● Task objective
Write out the full listing exactly as it appears below.

● Data for review
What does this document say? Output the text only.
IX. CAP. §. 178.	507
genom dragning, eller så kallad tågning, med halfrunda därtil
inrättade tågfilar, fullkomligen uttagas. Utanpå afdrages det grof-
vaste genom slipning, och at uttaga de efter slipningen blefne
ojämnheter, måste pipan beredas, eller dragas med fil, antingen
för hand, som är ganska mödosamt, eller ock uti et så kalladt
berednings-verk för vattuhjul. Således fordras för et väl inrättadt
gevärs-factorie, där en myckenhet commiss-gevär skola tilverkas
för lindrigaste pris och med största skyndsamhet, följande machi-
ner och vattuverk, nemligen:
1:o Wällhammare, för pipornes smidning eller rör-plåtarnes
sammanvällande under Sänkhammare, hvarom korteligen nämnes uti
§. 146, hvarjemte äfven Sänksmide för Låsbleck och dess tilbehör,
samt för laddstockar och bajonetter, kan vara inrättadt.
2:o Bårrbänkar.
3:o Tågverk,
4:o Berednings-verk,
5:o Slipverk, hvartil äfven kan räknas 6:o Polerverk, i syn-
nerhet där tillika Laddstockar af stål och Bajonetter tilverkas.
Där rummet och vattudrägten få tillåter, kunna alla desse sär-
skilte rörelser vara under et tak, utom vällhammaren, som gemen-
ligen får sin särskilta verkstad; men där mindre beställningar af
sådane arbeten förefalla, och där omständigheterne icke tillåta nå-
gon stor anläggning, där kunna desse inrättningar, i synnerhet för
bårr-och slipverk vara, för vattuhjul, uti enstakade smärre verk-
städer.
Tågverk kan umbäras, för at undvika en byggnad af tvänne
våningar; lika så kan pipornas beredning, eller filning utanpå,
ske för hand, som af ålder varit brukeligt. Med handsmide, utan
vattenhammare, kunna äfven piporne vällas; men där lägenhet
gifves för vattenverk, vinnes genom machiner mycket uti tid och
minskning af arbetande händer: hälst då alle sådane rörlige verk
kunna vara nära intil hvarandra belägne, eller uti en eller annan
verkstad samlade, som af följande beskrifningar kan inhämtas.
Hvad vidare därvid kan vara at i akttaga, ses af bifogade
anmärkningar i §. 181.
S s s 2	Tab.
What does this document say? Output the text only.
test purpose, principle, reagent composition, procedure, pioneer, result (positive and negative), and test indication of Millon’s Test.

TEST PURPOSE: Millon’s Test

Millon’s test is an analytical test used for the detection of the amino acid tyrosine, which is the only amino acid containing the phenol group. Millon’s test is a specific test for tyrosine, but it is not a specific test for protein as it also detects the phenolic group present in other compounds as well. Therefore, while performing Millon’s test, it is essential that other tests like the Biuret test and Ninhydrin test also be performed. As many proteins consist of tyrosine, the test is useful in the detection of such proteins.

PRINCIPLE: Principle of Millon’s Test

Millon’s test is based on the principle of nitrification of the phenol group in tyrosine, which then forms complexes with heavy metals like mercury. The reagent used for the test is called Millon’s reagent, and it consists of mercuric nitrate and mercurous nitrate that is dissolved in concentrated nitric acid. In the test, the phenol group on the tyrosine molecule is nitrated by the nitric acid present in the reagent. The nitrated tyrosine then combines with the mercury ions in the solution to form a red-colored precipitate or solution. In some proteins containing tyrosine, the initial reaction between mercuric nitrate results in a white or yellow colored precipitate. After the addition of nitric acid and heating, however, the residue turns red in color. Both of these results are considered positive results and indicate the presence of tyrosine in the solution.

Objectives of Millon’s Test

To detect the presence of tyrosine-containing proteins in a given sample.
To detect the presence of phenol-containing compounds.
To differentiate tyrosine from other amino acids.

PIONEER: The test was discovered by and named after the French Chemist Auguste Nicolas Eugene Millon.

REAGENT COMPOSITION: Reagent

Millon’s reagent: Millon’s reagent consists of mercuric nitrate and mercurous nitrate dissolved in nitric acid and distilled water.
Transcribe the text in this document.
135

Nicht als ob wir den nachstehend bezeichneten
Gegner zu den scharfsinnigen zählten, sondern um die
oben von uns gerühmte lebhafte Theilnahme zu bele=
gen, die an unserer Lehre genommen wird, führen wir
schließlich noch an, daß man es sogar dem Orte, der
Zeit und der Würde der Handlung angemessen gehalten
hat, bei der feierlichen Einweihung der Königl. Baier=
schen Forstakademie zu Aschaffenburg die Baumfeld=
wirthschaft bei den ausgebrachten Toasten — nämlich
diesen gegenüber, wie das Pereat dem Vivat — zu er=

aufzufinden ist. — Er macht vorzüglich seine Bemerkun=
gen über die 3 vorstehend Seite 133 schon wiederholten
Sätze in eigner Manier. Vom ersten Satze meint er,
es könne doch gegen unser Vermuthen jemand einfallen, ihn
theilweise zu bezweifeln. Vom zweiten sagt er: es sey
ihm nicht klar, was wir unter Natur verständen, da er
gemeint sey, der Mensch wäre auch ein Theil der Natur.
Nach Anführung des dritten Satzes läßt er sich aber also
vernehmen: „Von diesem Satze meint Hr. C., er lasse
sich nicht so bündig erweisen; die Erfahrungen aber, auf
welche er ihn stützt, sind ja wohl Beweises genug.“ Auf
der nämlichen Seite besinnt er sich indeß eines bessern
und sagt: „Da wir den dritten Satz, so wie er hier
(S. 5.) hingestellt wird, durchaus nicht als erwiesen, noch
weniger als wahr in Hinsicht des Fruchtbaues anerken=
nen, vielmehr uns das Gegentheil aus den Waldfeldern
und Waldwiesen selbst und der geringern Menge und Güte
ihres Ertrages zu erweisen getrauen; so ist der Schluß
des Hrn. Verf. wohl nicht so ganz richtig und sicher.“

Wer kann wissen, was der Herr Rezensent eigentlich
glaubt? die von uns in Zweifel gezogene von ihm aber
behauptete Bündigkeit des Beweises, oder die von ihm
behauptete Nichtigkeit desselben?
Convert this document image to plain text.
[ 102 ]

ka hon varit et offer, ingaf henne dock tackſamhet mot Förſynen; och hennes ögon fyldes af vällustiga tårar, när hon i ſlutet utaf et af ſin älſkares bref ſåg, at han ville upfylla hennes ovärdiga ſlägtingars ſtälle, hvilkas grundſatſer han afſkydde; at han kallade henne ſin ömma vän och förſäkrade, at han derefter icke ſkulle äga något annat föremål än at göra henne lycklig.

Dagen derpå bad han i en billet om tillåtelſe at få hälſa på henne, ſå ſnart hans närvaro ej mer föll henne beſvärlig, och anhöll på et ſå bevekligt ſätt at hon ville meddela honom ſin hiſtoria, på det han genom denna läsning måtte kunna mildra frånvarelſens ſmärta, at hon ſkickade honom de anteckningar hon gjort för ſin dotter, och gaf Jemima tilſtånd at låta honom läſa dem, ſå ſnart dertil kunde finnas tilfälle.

● Task result
What does this document say? Output the text only.
IX. CAP. §. 178.	507
genom dragning, eller så kallad tågning, med halfrunda därtil
inrättade tågfilar, fullkomligen uttagas. Utanpå afdrages det grof-
vaste genom slipning, och at uttaga de efter slipningen blefne
ojämnheter, måste pipan beredas, eller dragas med fil, antingen
för hand, som är ganska mödosamt, eller ock uti et så kalladt
berednings-verk för vattuhjul. Således fordras för et väl inrättadt
gevärs-factorie, där en myckenhet commiss-gevär skola tilverkas
för lindrigaste pris och med största skyndsamhet, följande machi-
ner och vattuverk, nemligen:
1:o Wällhammare, för pipornes smidning eller rör-plåtarnes
sammanvällande under Sänkhammare, hvarom korteligen nämnes uti
§. 146, hvarjemte äfven Sänksmide för Låsbleck och dess tilbehör,
samt för laddstockar och bajonetter, kan vara inrättadt.
2:o Bårrbänkar.
3:o Tågverk,
4:o Berednings-verk,
5:o Slipverk, hvartil äfven kan räknas 6:o Polerverk, i syn-
nerhet där tillika Laddstockar af stål och Bajonetter tilverkas.
Där rummet och vattudrägten få tillåter, kunna alla desse sär-
skilte rörelser vara under et tak, utom vällhammaren, som gemen-
ligen får sin särskilta verkstad; men där mindre beställningar af
sådane arbeten förefalla, och där omständigheterne icke tillåta nå-
gon stor anläggning, där kunna desse inrättningar, i synnerhet för
bårr-och slipverk vara, för vattuhjul, uti enstakade smärre verk-
städer.
Tågverk kan umbäras, för at undvika en byggnad af tvänne
våningar; lika så kan pipornas beredning, eller filning utanpå,
ske för hand, som af ålder varit brukeligt. Med handsmide, utan
vattenhammare, kunna äfven piporne vällas; men där lägenhet
gifves för vattenverk, vinnes genom machiner mycket uti tid och
minskning af arbetande händer: hälst då alle sådane rörlige verk
kunna vara nära intil hvarandra belägne, eller uti en eller annan
verkstad samlade, som af följande beskrifningar kan inhämtas.
Hvad vidare därvid kan vara at i akttaga, ses af bifogade
anmärkningar i §. 181.
S s s 2	Tab.
What does this document say? Output the text only.
test purpose, principle, reagent composition, procedure, pioneer, result (positive and negative), and test indication of Millon’s Test.

TEST PURPOSE: Millon’s Test

Millon’s test is an analytical test used for the detection of the amino acid tyrosine, which is the only amino acid containing the phenol group. Millon’s test is a specific test for tyrosine, but it is not a specific test for protein as it also detects the phenolic group present in other compounds as well. Therefore, while performing Millon’s test, it is essential that other tests like the Biuret test and Ninhydrin test also be performed. As many proteins consist of tyrosine, the test is useful in the detection of such proteins.

PRINCIPLE: Principle of Millon’s Test

Millon’s test is based on the principle of nitrification of the phenol group in tyrosine, which then forms complexes with heavy metals like mercury. The reagent used for the test is called Millon’s reagent, and it consists of mercuric nitrate and mercurous nitrate that is dissolved in concentrated nitric acid. In the test, the phenol group on the tyrosine molecule is nitrated by the nitric acid present in the reagent. The nitrated tyrosine then combines with the mercury ions in the solution to form a red-colored precipitate or solution. In some proteins containing tyrosine, the initial reaction between mercuric nitrate results in a white or yellow colored precipitate. After the addition of nitric acid and heating, however, the residue turns red in color. Both of these results are considered positive results and indicate the presence of tyrosine in the solution.

Objectives of Millon’s Test

To detect the presence of tyrosine-containing proteins in a given sample.
To detect the presence of phenol-containing compounds.
To differentiate tyrosine from other amino acids.

PIONEER: The test was discovered by and named after the French Chemist Auguste Nicolas Eugene Millon.

REAGENT COMPOSITION: Reagent

Millon’s reagent: Millon’s reagent consists of mercuric nitrate and mercurous nitrate dissolved in nitric acid and distilled water.
Transcribe the text in this document.
135

Nicht als ob wir den nachstehend bezeichneten
Gegner zu den scharfsinnigen zählten, sondern um die
oben von uns gerühmte lebhafte Theilnahme zu bele=
gen, die an unserer Lehre genommen wird, führen wir
schließlich noch an, daß man es sogar dem Orte, der
Zeit und der Würde der Handlung angemessen gehalten
hat, bei der feierlichen Einweihung der Königl. Baier=
schen Forstakademie zu Aschaffenburg die Baumfeld=
wirthschaft bei den ausgebrachten Toasten — nämlich
diesen gegenüber, wie das Pereat dem Vivat — zu er=

aufzufinden ist. — Er macht vorzüglich seine Bemerkun=
gen über die 3 vorstehend Seite 133 schon wiederholten
Sätze in eigner Manier. Vom ersten Satze meint er,
es könne doch gegen unser Vermuthen jemand einfallen, ihn
theilweise zu bezweifeln. Vom zweiten sagt er: es sey
ihm nicht klar, was wir unter Natur verständen, da er
gemeint sey, der Mensch wäre auch ein Theil der Natur.
Nach Anführung des dritten Satzes läßt er sich aber also
vernehmen: „Von diesem Satze meint Hr. C., er lasse
sich nicht so bündig erweisen; die Erfahrungen aber, auf
welche er ihn stützt, sind ja wohl Beweises genug.“ Auf
der nämlichen Seite besinnt er sich indeß eines bessern
und sagt: „Da wir den dritten Satz, so wie er hier
(S. 5.) hingestellt wird, durchaus nicht als erwiesen, noch
weniger als wahr in Hinsicht des Fruchtbaues anerken=
nen, vielmehr uns das Gegentheil aus den Waldfeldern
und Waldwiesen selbst und der geringern Menge und Güte
ihres Ertrages zu erweisen getrauen; so ist der Schluß
des Hrn. Verf. wohl nicht so ganz richtig und sicher.“

Wer kann wissen, was der Herr Rezensent eigentlich
glaubt? die von uns in Zweifel gezogene von ihm aber
behauptete Bündigkeit des Beweises, oder die von ihm
behauptete Nichtigkeit desselben?
Convert this document image to plain text.
[ 102 ]

ka hon varit et offer, ingaf henne dock tackſamhet mot Förſynen; och hennes ögon fyldes af vällustiga tårar, när hon i ſlutet utaf et af ſin älſkares bref ſåg, at han ville upfylla hennes ovärdiga ſlägtingars ſtälle, hvilkas grundſatſer han afſkydde; at han kallade henne ſin ömma vän och förſäkrade, at han derefter icke ſkulle äga något annat föremål än at göra henne lycklig.

Dagen derpå bad han i en billet om tillåtelſe at få hälſa på henne, ſå ſnart hans närvaro ej mer föll henne beſvärlig, och anhöll på et ſå bevekligt ſätt at hon ville meddela honom ſin hiſtoria, på det han genom denna läsning måtte kunna mildra frånvarelſens ſmärta, at hon ſkickade honom de anteckningar hon gjort för ſin dotter, och gaf Jemima tilſtånd at låta honom läſa dem, ſå ſnart dertil kunde finnas tilfälle.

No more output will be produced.